Source records:
•••••
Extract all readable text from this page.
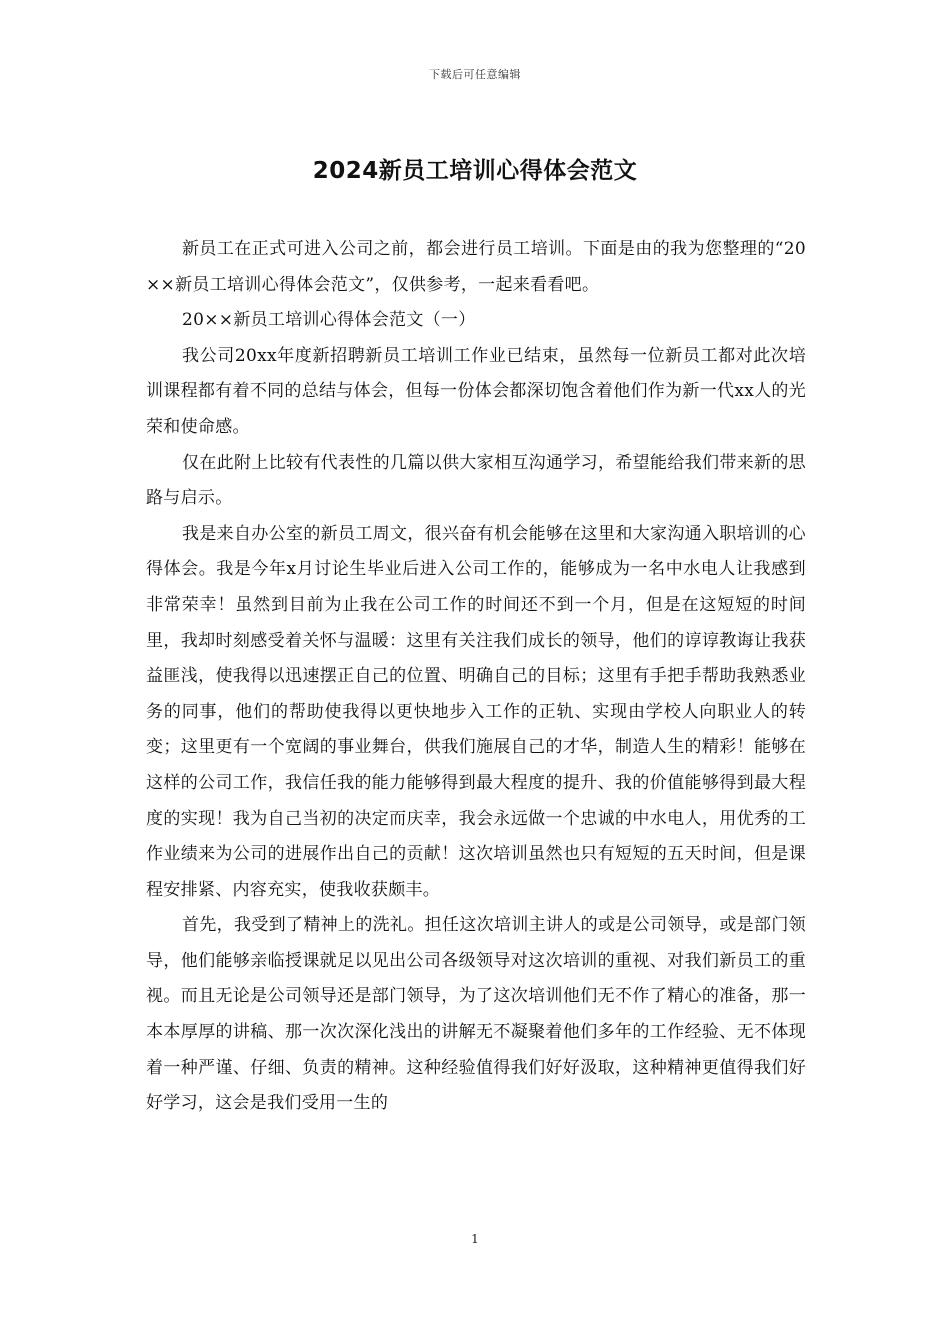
下载后可任意编辑
2024新员工培训心得体会范文

新员工在正式可进入公司之前，都会进行员工培训。下面是由的我为您整理的“20××新员工培训心得体会范文”，仅供参考，一起来看看吧。

20××新员工培训心得体会范文（一）

我公司20xx年度新招聘新员工培训工作业已结束，虽然每一位新员工都对此次培训课程都有着不同的总结与体会，但每一份体会都深切饱含着他们作为新一代xx人的光荣和使命感。

仅在此附上比较有代表性的几篇以供大家相互沟通学习，希望能给我们带来新的思路与启示。

我是来自办公室的新员工周文，很兴奋有机会能够在这里和大家沟通入职培训的心得体会。我是今年x月讨论生毕业后进入公司工作的，能够成为一名中水电人让我感到非常荣幸！虽然到目前为止我在公司工作的时间还不到一个月，但是在这短短的时间里，我却时刻感受着关怀与温暖：这里有关注我们成长的领导，他们的谆谆教诲让我获益匪浅，使我得以迅速摆正自己的位置、明确自己的目标；这里有手把手帮助我熟悉业务的同事，他们的帮助使我得以更快地步入工作的正轨、实现由学校人向职业人的转变；这里更有一个宽阔的事业舞台，供我们施展自己的才华，制造人生的精彩！能够在这样的公司工作，我信任我的能力能够得到最大程度的提升、我的价值能够得到最大程度的实现！我为自己当初的决定而庆幸，我会永远做一个忠诚的中水电人，用优秀的工作业绩来为公司的进展作出自己的贡献！这次培训虽然也只有短短的五天时间，但是课程安排紧、内容充实，使我收获颇丰。

首先，我受到了精神上的洗礼。担任这次培训主讲人的或是公司领导，或是部门领导，他们能够亲临授课就足以见出公司各级领导对这次培训的重视、对我们新员工的重视。而且无论是公司领导还是部门领导，为了这次培训他们无不作了精心的准备，那一本本厚厚的讲稿、那一次次深化浅出的讲解无不凝聚着他们多年的工作经验、无不体现着一种严谨、仔细、负责的精神。这种经验值得我们好好汲取，这种精神更值得我们好好学习，这会是我们受用一生的

1
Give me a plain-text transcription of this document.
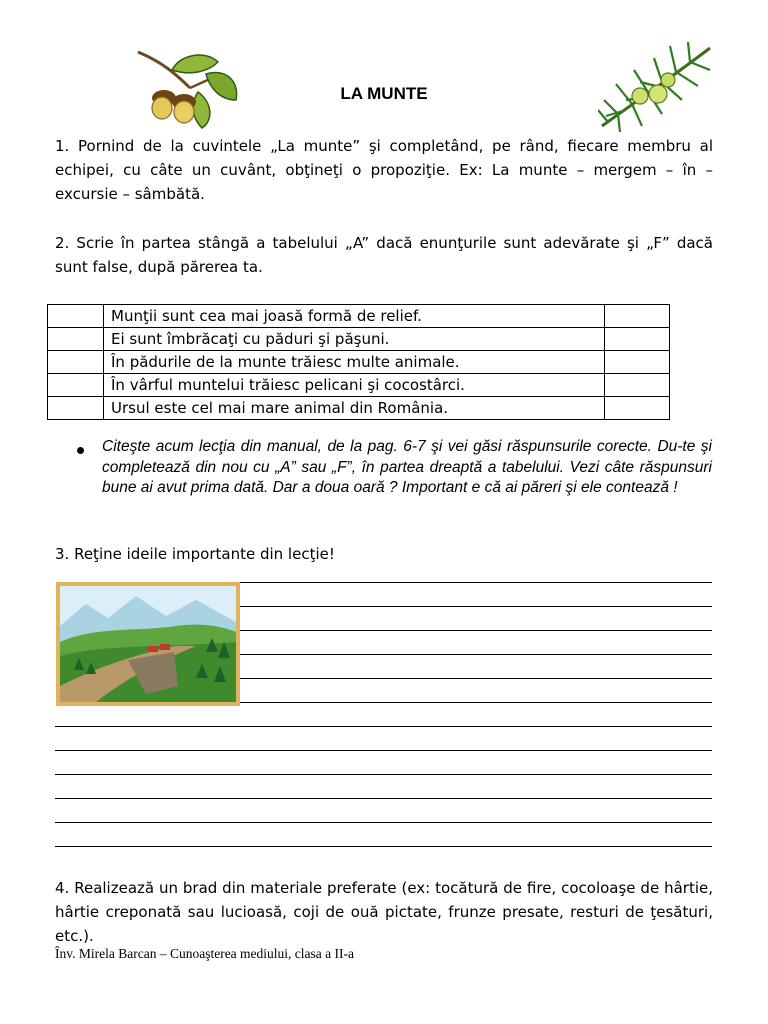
LA MUNTE
1. Pornind de la cuvintele „La munte” şi completând, pe rând, fiecare membru al echipei, cu câte un cuvânt, obţineţi o propoziţie. Ex: La munte – mergem – în – excursie – sâmbătă.
2. Scrie în partea stângă a tabelului „A” dacă enunţurile sunt adevărate şi „F” dacă sunt false, după părerea ta.
	Munţii sunt cea mai joasă formă de relief.	
	Ei sunt îmbrăcaţi cu păduri şi păşuni.	
	În pădurile de la munte trăiesc multe animale.	
	În vârful muntelui trăiesc pelicani şi cocostârci.	
	Ursul este cel mai mare animal din România.	
Citeşte acum lecţia din manual, de la pag. 6-7 şi vei găsi răspunsurile corecte. Du-te şi completează din nou cu „A” sau „F”, în partea dreaptă a tabelului. Vezi câte răspunsuri bune ai avut prima dată. Dar a doua oară ? Important e că ai păreri şi ele contează !
3. Reţine ideile importante din lecţie!
4. Realizează un brad din materiale preferate (ex: tocătură de fire, cocoloaşe de hârtie, hârtie creponată sau lucioasă, coji de ouă pictate, frunze presate, resturi de ţesături, etc.).
Înv. Mirela Barcan – Cunoaşterea mediului, clasa a II-a
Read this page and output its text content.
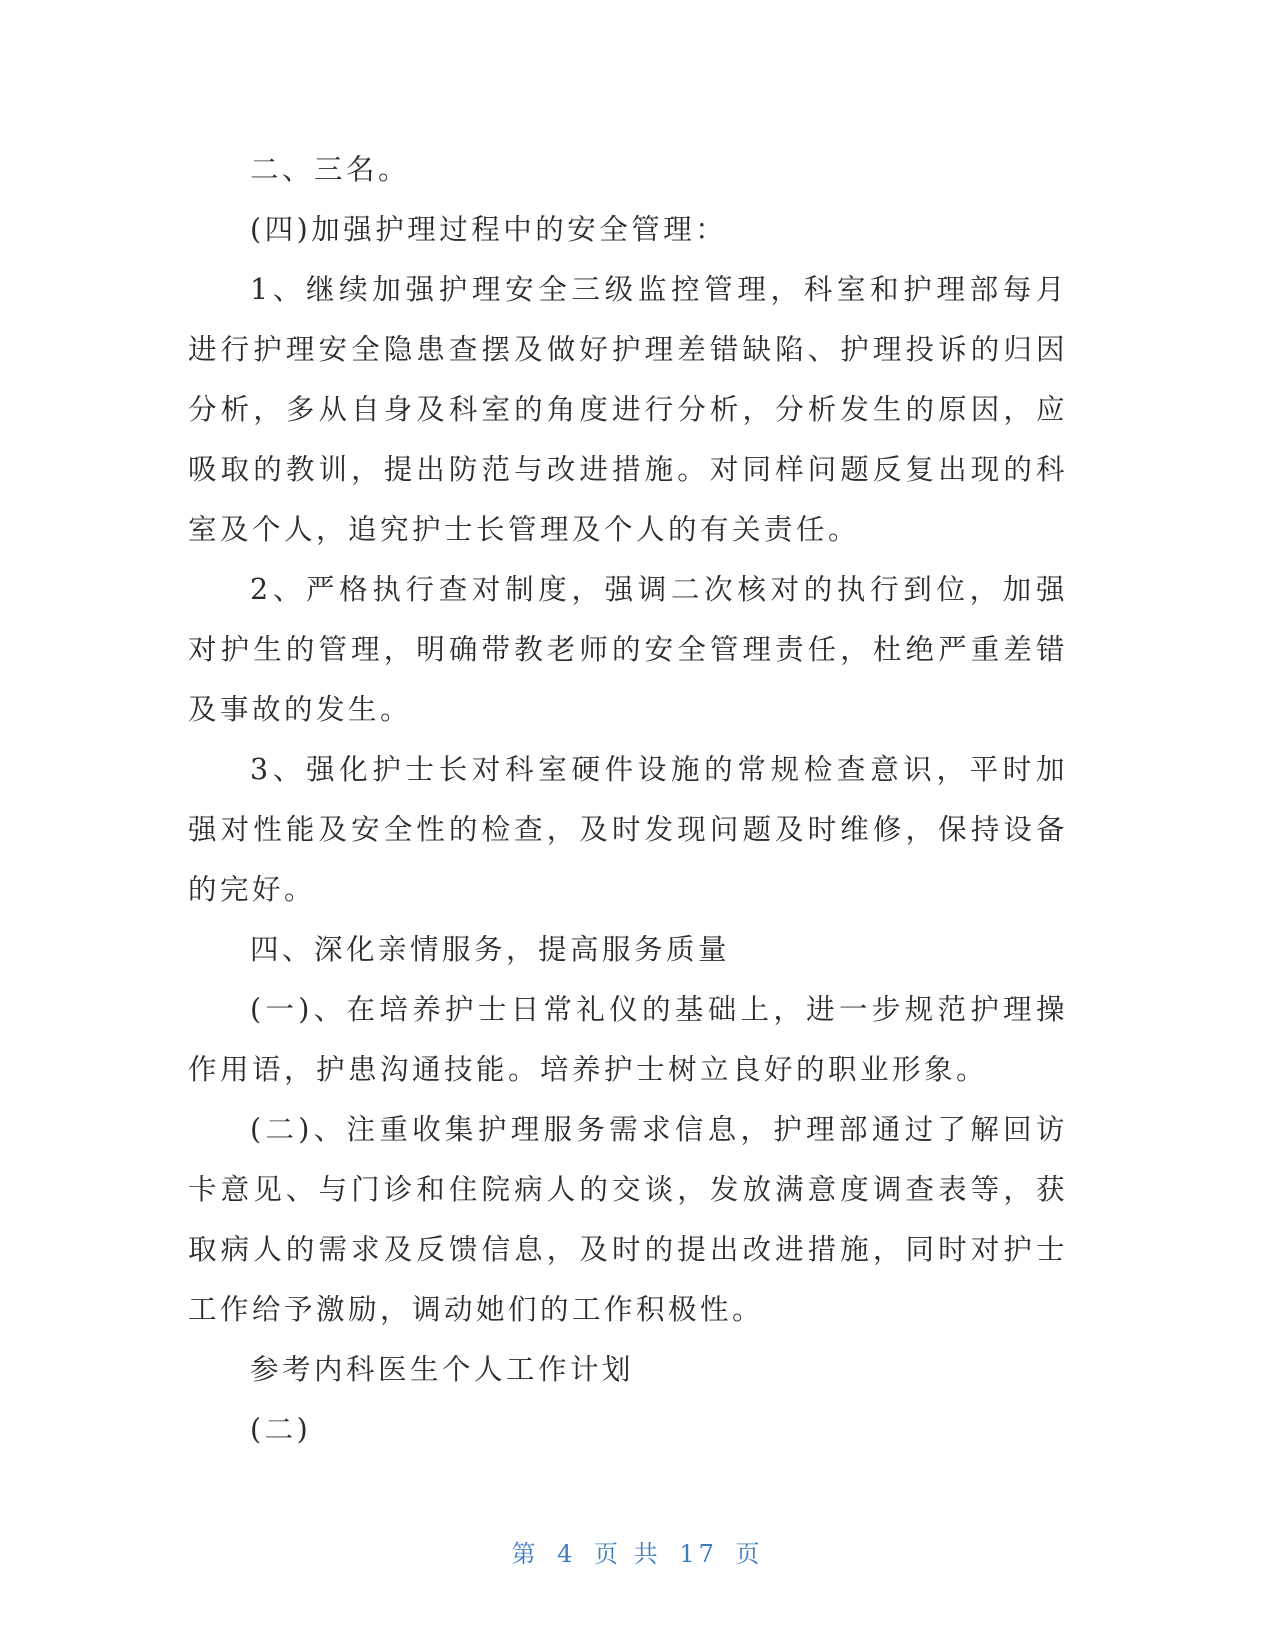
二、三名。

(四)加强护理过程中的安全管理：

1、继续加强护理安全三级监控管理，科室和护理部每月进行护理安全隐患查摆及做好护理差错缺陷、护理投诉的归因分析，多从自身及科室的角度进行分析，分析发生的原因，应吸取的教训，提出防范与改进措施。对同样问题反复出现的科室及个人，追究护士长管理及个人的有关责任。

2、严格执行查对制度，强调二次核对的执行到位，加强对护生的管理，明确带教老师的安全管理责任，杜绝严重差错及事故的发生。

3、强化护士长对科室硬件设施的常规检查意识，平时加强对性能及安全性的检查，及时发现问题及时维修，保持设备的完好。

四、深化亲情服务，提高服务质量

(一)、在培养护士日常礼仪的基础上，进一步规范护理操作用语，护患沟通技能。培养护士树立良好的职业形象。

(二)、注重收集护理服务需求信息，护理部通过了解回访卡意见、与门诊和住院病人的交谈，发放满意度调查表等，获取病人的需求及反馈信息，及时的提出改进措施，同时对护士工作给予激励，调动她们的工作积极性。

参考内科医生个人工作计划

(二)

第 4 页 共 17 页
•••••
Task goal: Without including any pictures, please restate all the records exactly.

Expected output:
Extract all readable text from this page.
下载后可任意编辑
2024新员工培训心得体会范文

新员工在正式可进入公司之前，都会进行员工培训。下面是由的我为您整理的“20××新员工培训心得体会范文”，仅供参考，一起来看看吧。

20××新员工培训心得体会范文（一）

我公司20xx年度新招聘新员工培训工作业已结束，虽然每一位新员工都对此次培训课程都有着不同的总结与体会，但每一份体会都深切饱含着他们作为新一代xx人的光荣和使命感。

仅在此附上比较有代表性的几篇以供大家相互沟通学习，希望能给我们带来新的思路与启示。

我是来自办公室的新员工周文，很兴奋有机会能够在这里和大家沟通入职培训的心得体会。我是今年x月讨论生毕业后进入公司工作的，能够成为一名中水电人让我感到非常荣幸！虽然到目前为止我在公司工作的时间还不到一个月，但是在这短短的时间里，我却时刻感受着关怀与温暖：这里有关注我们成长的领导，他们的谆谆教诲让我获益匪浅，使我得以迅速摆正自己的位置、明确自己的目标；这里有手把手帮助我熟悉业务的同事，他们的帮助使我得以更快地步入工作的正轨、实现由学校人向职业人的转变；这里更有一个宽阔的事业舞台，供我们施展自己的才华，制造人生的精彩！能够在这样的公司工作，我信任我的能力能够得到最大程度的提升、我的价值能够得到最大程度的实现！我为自己当初的决定而庆幸，我会永远做一个忠诚的中水电人，用优秀的工作业绩来为公司的进展作出自己的贡献！这次培训虽然也只有短短的五天时间，但是课程安排紧、内容充实，使我收获颇丰。

首先，我受到了精神上的洗礼。担任这次培训主讲人的或是公司领导，或是部门领导，他们能够亲临授课就足以见出公司各级领导对这次培训的重视、对我们新员工的重视。而且无论是公司领导还是部门领导，为了这次培训他们无不作了精心的准备，那一本本厚厚的讲稿、那一次次深化浅出的讲解无不凝聚着他们多年的工作经验、无不体现着一种严谨、仔细、负责的精神。这种经验值得我们好好汲取，这种精神更值得我们好好学习，这会是我们受用一生的

1
Give me a plain-text transcription of this document.
LA MUNTE
1. Pornind de la cuvintele „La munte” şi completând, pe rând, fiecare membru al echipei, cu câte un cuvânt, obţineţi o propoziţie. Ex: La munte – mergem – în – excursie – sâmbătă.
2. Scrie în partea stângă a tabelului „A” dacă enunţurile sunt adevărate şi „F” dacă sunt false, după părerea ta.
	Munţii sunt cea mai joasă formă de relief.	
	Ei sunt îmbrăcaţi cu păduri şi păşuni.	
	În pădurile de la munte trăiesc multe animale.	
	În vârful muntelui trăiesc pelicani şi cocostârci.	
	Ursul este cel mai mare animal din România.	
Citeşte acum lecţia din manual, de la pag. 6-7 şi vei găsi răspunsurile corecte. Du-te şi completează din nou cu „A” sau „F”, în partea dreaptă a tabelului. Vezi câte răspunsuri bune ai avut prima dată. Dar a doua oară ? Important e că ai păreri şi ele contează !
3. Reţine ideile importante din lecţie!
4. Realizează un brad din materiale preferate (ex: tocătură de fire, cocoloaşe de hârtie, hârtie creponată sau lucioasă, coji de ouă pictate, frunze presate, resturi de ţesături, etc.).
Înv. Mirela Barcan – Cunoaşterea mediului, clasa a II-a
Read this page and output its text content.
二、三名。

(四)加强护理过程中的安全管理：

1、继续加强护理安全三级监控管理，科室和护理部每月进行护理安全隐患查摆及做好护理差错缺陷、护理投诉的归因分析，多从自身及科室的角度进行分析，分析发生的原因，应吸取的教训，提出防范与改进措施。对同样问题反复出现的科室及个人，追究护士长管理及个人的有关责任。

2、严格执行查对制度，强调二次核对的执行到位，加强对护生的管理，明确带教老师的安全管理责任，杜绝严重差错及事故的发生。

3、强化护士长对科室硬件设施的常规检查意识，平时加强对性能及安全性的检查，及时发现问题及时维修，保持设备的完好。

四、深化亲情服务，提高服务质量

(一)、在培养护士日常礼仪的基础上，进一步规范护理操作用语，护患沟通技能。培养护士树立良好的职业形象。

(二)、注重收集护理服务需求信息，护理部通过了解回访卡意见、与门诊和住院病人的交谈，发放满意度调查表等，获取病人的需求及反馈信息，及时的提出改进措施，同时对护士工作给予激励，调动她们的工作积极性。

参考内科医生个人工作计划

(二)

第 4 页 共 17 页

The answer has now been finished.